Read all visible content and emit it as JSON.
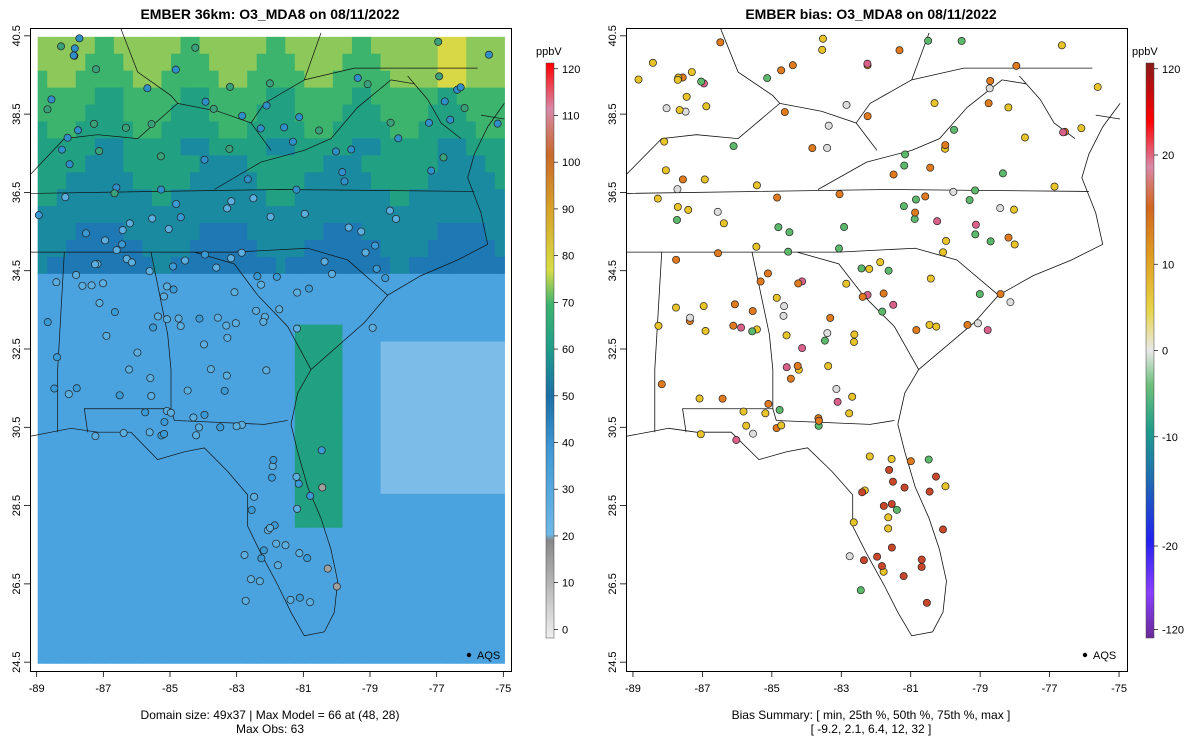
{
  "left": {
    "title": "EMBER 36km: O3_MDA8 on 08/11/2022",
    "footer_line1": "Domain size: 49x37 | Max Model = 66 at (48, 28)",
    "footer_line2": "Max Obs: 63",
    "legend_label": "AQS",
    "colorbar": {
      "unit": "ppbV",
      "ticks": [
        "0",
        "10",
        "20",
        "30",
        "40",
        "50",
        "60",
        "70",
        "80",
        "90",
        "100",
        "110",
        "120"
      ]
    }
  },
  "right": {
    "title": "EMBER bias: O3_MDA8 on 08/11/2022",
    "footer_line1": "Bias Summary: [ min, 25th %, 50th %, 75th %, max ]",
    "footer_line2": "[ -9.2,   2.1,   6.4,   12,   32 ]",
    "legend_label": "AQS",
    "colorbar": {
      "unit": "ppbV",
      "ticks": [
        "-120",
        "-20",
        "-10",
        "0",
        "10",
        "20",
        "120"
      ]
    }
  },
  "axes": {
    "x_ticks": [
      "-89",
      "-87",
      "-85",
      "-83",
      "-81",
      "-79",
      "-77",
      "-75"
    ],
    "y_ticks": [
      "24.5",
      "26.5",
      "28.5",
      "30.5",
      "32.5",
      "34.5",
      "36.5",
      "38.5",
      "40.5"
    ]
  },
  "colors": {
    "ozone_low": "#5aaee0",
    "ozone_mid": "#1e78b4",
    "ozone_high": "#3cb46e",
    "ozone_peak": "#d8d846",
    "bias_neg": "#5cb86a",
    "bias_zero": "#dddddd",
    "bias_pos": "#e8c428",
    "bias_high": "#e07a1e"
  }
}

--

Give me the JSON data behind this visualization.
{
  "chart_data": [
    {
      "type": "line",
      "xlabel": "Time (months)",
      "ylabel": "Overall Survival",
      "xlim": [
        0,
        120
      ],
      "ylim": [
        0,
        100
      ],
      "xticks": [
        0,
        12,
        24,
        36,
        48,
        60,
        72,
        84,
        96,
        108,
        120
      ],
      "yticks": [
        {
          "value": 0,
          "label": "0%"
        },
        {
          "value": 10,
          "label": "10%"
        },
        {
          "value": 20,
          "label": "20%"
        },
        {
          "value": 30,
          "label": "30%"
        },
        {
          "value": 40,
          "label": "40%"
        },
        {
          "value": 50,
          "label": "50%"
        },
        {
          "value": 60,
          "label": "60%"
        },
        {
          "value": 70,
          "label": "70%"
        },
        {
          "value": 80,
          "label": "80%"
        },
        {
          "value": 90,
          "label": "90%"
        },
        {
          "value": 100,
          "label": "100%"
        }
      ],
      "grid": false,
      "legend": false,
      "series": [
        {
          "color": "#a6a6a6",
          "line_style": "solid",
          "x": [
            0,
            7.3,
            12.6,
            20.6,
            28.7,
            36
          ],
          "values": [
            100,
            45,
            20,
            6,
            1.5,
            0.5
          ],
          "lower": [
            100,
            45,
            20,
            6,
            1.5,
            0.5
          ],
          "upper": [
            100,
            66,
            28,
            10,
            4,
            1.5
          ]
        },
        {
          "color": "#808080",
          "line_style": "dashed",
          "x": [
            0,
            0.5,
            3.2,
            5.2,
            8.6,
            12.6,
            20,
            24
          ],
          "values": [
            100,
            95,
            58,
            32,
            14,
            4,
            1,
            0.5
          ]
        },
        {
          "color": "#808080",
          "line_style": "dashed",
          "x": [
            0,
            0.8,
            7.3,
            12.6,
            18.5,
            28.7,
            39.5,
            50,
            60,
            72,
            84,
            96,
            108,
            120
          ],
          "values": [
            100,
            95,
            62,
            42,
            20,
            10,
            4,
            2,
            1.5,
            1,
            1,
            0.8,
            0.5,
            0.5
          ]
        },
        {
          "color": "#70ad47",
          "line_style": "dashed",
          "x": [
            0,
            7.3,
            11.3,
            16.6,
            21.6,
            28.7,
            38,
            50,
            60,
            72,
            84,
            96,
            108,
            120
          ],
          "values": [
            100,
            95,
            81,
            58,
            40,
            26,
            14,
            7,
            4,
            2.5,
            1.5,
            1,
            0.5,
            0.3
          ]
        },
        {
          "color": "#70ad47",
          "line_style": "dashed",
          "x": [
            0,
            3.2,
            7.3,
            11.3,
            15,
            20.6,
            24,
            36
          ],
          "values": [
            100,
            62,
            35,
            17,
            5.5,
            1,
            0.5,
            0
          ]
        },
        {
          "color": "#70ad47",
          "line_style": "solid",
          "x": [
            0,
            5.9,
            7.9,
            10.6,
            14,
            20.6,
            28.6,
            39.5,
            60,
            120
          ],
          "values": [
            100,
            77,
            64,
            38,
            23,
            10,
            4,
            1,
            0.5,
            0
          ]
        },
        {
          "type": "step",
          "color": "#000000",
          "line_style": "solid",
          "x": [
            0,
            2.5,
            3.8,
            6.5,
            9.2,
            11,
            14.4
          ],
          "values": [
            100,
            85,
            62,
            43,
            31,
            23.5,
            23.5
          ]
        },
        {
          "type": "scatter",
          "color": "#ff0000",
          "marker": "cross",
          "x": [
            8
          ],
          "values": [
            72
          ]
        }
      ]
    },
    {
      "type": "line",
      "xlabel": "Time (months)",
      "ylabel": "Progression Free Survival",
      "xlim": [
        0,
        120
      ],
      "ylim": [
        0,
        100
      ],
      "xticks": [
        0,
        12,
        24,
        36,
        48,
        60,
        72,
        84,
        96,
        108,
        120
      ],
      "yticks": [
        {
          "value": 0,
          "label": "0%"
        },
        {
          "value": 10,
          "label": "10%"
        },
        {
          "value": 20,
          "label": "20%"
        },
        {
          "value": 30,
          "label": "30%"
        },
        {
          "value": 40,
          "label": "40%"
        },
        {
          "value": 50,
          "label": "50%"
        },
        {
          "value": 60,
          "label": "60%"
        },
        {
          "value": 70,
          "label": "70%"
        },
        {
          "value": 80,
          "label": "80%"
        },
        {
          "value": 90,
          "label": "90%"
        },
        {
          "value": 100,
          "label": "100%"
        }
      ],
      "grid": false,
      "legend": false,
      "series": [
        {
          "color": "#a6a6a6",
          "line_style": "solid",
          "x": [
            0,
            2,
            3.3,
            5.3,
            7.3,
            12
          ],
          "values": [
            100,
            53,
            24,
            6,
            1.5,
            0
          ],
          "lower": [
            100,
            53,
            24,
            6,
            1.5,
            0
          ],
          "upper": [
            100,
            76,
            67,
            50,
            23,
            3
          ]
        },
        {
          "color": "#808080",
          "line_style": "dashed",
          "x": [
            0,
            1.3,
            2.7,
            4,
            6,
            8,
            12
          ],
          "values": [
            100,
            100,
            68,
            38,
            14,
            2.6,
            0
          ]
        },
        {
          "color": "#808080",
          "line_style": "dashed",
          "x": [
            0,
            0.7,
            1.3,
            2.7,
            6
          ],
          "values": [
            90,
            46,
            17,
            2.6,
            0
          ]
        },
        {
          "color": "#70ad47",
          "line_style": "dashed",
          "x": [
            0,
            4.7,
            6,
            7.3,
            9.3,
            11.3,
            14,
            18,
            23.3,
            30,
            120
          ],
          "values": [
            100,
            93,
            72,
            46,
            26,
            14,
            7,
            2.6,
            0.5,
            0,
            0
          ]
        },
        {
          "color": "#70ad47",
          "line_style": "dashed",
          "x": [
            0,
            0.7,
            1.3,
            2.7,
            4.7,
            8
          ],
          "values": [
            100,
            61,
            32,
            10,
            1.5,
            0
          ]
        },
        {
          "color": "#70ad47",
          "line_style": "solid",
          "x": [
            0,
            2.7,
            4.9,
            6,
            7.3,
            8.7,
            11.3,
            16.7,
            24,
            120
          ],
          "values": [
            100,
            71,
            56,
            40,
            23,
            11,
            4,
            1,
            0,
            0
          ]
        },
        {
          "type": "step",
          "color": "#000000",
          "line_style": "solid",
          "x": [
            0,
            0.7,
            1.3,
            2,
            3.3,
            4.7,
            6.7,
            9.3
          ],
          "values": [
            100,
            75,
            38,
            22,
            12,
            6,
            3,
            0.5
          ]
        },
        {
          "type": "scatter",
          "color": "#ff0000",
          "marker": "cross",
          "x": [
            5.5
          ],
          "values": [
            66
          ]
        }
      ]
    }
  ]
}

--

Exercise description: Look through the material above. Copy each line where the word "EMBER" appears.

Problem solution:
    "title": "EMBER 36km: O3_MDA8 on 08/11/2022",
    "title": "EMBER bias: O3_MDA8 on 08/11/2022",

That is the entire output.